## begin SUPPLIED DATA

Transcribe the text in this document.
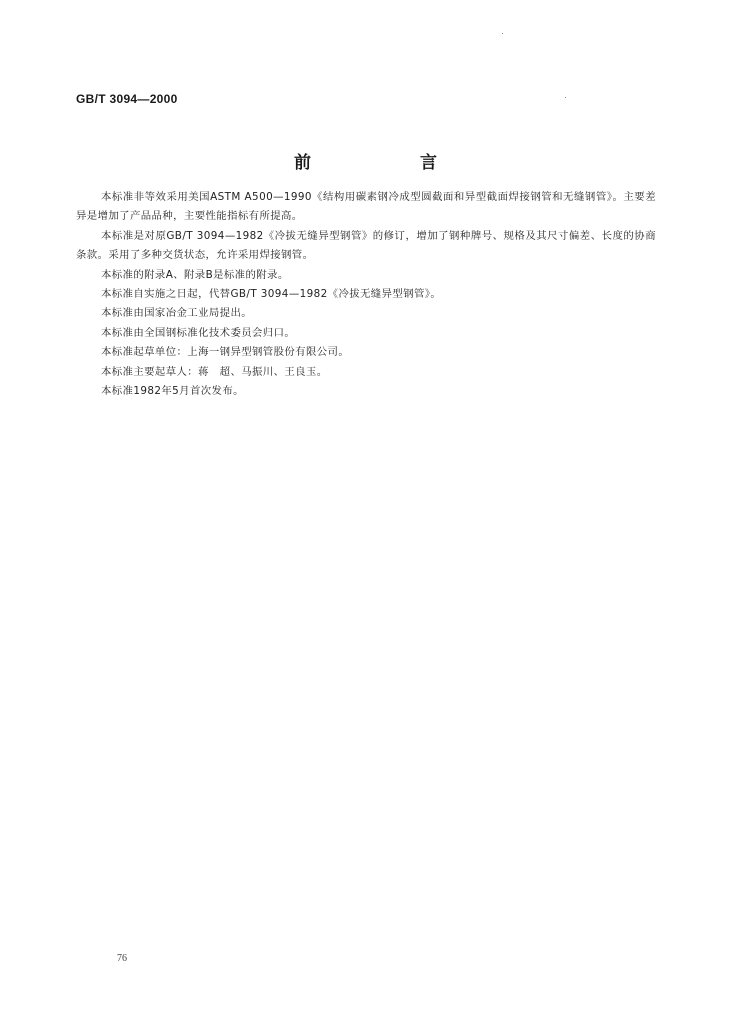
GB/T 3094—2000
前　言

本标准非等效采用美国ASTM A500—1990《结构用碳素钢冷成型圆截面和异型截面焊接钢管和无缝钢管》。主要差异是增加了产品品种，主要性能指标有所提高。

本标准是对原GB/T 3094—1982《冷拔无缝异型钢管》的修订，增加了钢种牌号、规格及其尺寸偏差、长度的协商条款。采用了多种交货状态，允许采用焊接钢管。

本标准的附录A、附录B是标准的附录。

本标准自实施之日起，代替GB/T 3094—1982《冷拔无缝异型钢管》。

本标准由国家冶金工业局提出。

本标准由全国钢标准化技术委员会归口。

本标准起草单位：上海一钢异型钢管股份有限公司。

本标准主要起草人：蒋　超、马振川、王良玉。

本标准1982年5月首次发布。

76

## end SUPPLIED DATA

* [WHAT THE EXERCISE ASKS]: Copy each line exactly, and leave the pictures out of your copy.

* [WRITTEN REPLY]:
Transcribe the text in this document.
GB/T 3094—2000
前　言

本标准非等效采用美国ASTM A500—1990《结构用碳素钢冷成型圆截面和异型截面焊接钢管和无缝钢管》。主要差异是增加了产品品种，主要性能指标有所提高。

本标准是对原GB/T 3094—1982《冷拔无缝异型钢管》的修订，增加了钢种牌号、规格及其尺寸偏差、长度的协商条款。采用了多种交货状态，允许采用焊接钢管。

本标准的附录A、附录B是标准的附录。

本标准自实施之日起，代替GB/T 3094—1982《冷拔无缝异型钢管》。

本标准由国家冶金工业局提出。

本标准由全国钢标准化技术委员会归口。

本标准起草单位：上海一钢异型钢管股份有限公司。

本标准主要起草人：蒋　超、马振川、王良玉。

本标准1982年5月首次发布。

76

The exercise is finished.